> Testo del documento:
..............................
Una chiusa ottimista, con una visione chiara e un tono pacato, senza insulti. Ripartiamo da qui.
Mauro Meggiolaro
Giornalista
Politica - 13 Marzo 2013
Grillo, cosa ha detto veramente al quotidiano tedesco Handelsblatt
“L’Italia in pratica è già fuori dall’Euro”, “Siamo la rivoluzione francese ma senza ghigliottina”, “I paesi del nord Europa ci lasceranno cadere come una patata bollente”, “Tra quindici giorni nessuno parlerà più di Bersani”. L’intervista a Beppe Grillo pubblicata oggi dal quotidiano economico tedesco Handelsblatt è piena di titoli ad effetto, già confezionati. Le agenzie e i giornali ringraziano e rilanciano.
Ma nell’intervista c’è molto di più. Un Grillo più istituzionale, conciliante e pragmatico che cerca di placare le preoccupazioni d’oltralpe e loda la Germania e i tedeschi. Vediamo cosa ha detto, cercando di valutare dichiarazione per dichiarazione, senza dare alcuna fiducia, ma votando a favore di tutto quello che si può condividere.
..............................
> Materiale fornito:
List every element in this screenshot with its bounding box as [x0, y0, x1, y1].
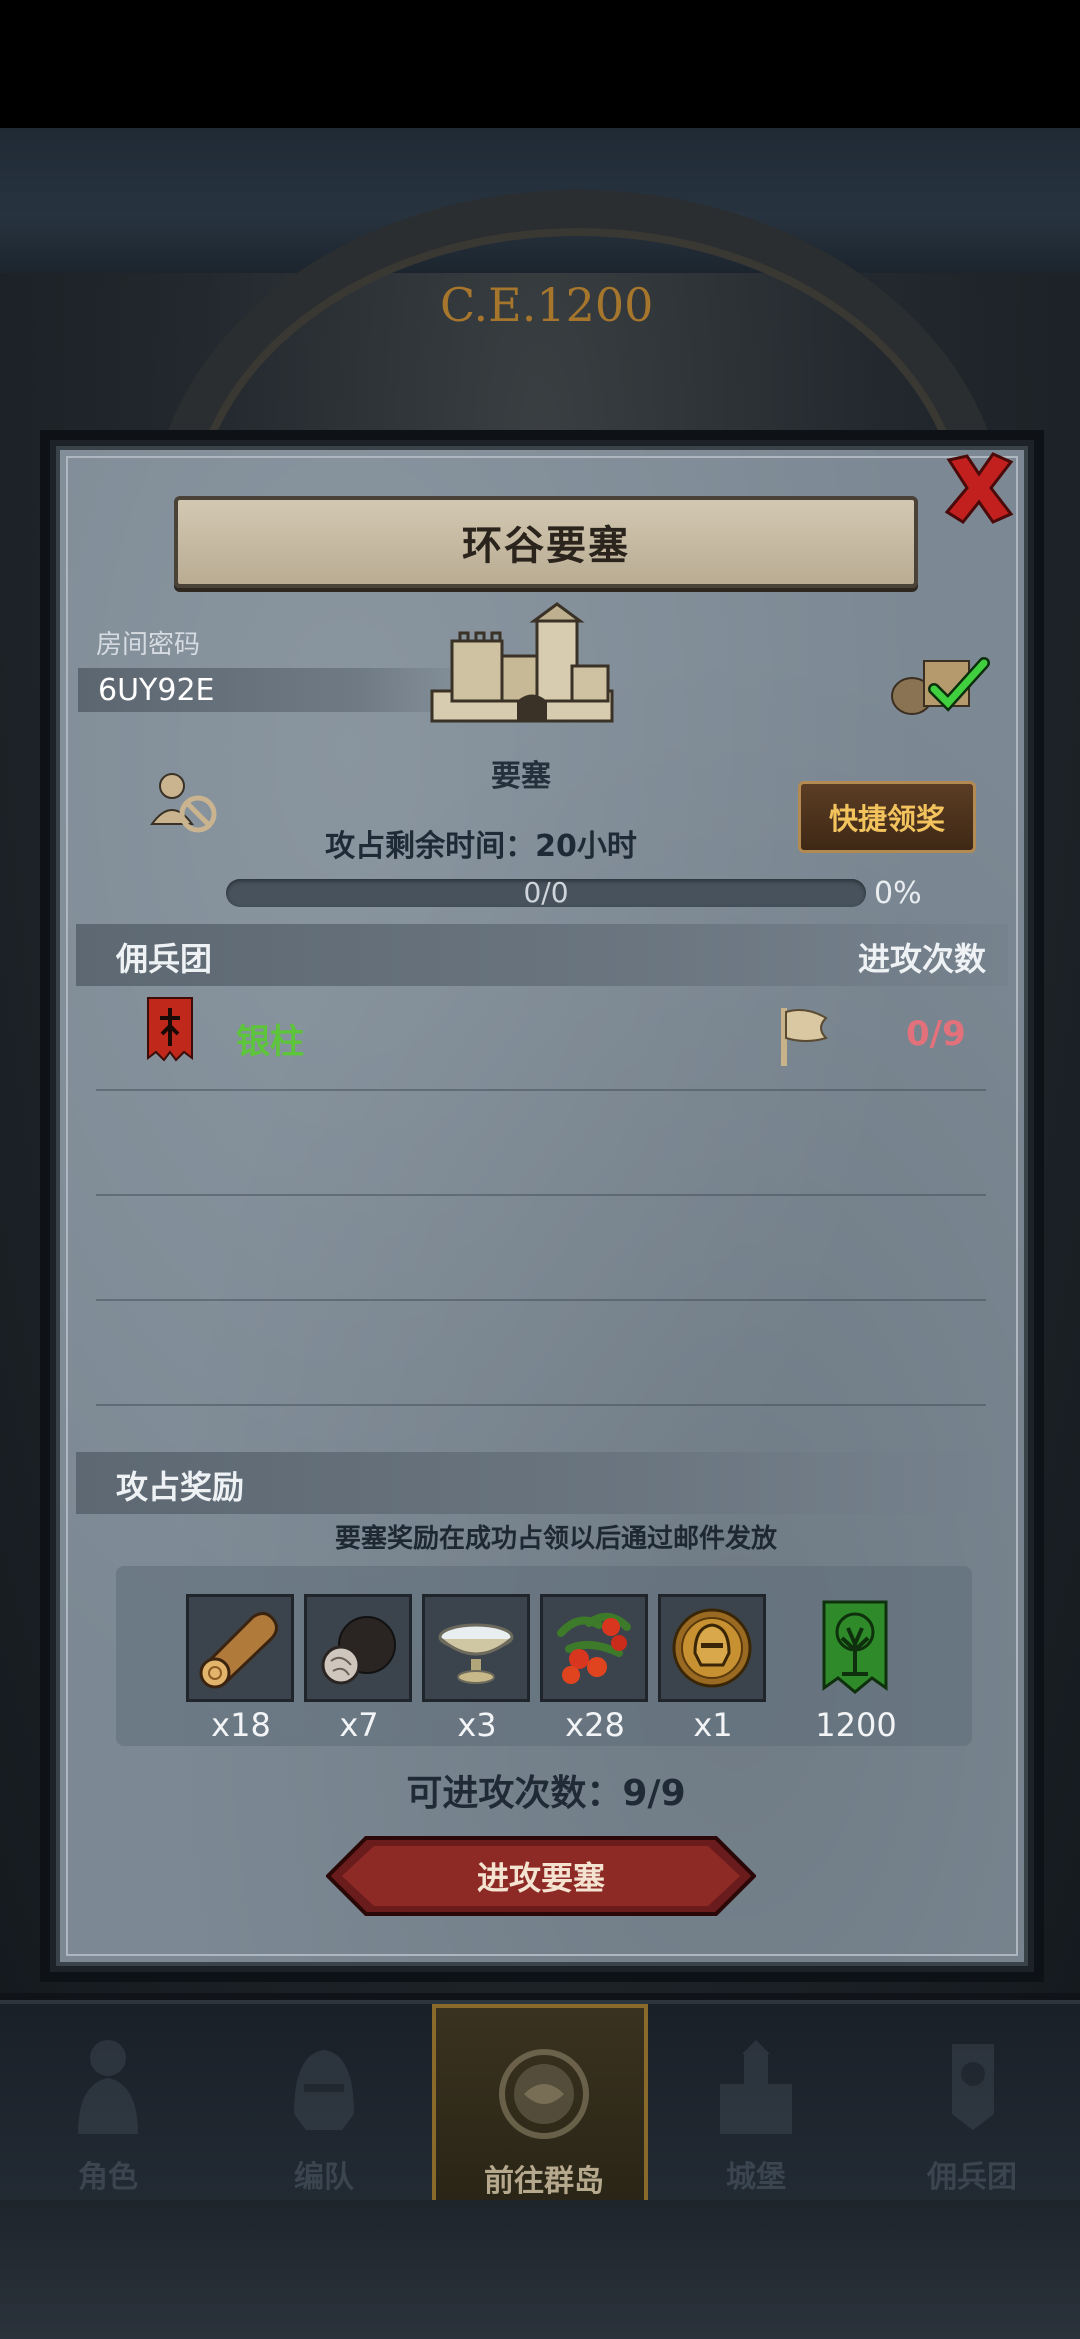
..............................
> Consegne:
(A) Trascrivete parola per parola il brano del testo sull'intervista a Grillo che va da "Mauro Meggiolaro" giù fino a "si può condividere.".
(B) Rispondete alle seguenti domande sul testo sull'intervista a Grillo.
(i) Su quale quotidiano tedesco è stata pubblicata l'intervista?
(ii) Che data porta l'articolo?
(iii) Quale paese e quale popolo loda Grillo nell'intervista?
Per rispondere basatevi soltanto sul testo del documento.

> Risposte:
(A)
Mauro Meggiolaro
Giornalista
Politica - 13 Marzo 2013
Grillo, cosa ha detto veramente al quotidiano tedesco Handelsblatt
“L’Italia in pratica è già fuori dall’Euro”, “Siamo la rivoluzione francese ma senza ghigliottina”, “I paesi del nord Europa ci lasceranno cadere come una patata bollente”, “Tra quindici giorni nessuno parlerà più di Bersani”. L’intervista a Beppe Grillo pubblicata oggi dal quotidiano economico tedesco Handelsblatt è piena di titoli ad effetto, già confezionati. Le agenzie e i giornali ringraziano e rilanciano.
Ma nell’intervista c’è molto di più. Un Grillo più istituzionale, conciliante e pragmatico che cerca di placare le preoccupazioni d’oltralpe e loda la Germania e i tedeschi. Vediamo cosa ha detto, cercando di valutare dichiarazione per dichiarazione, senza dare alcuna fiducia, ma votando a favore di tutto quello che si può condividere.

(B)
(i) Sul quotidiano economico tedesco Handelsblatt.
(ii) 13 marzo 2013.
(iii) La Germania e i tedeschi.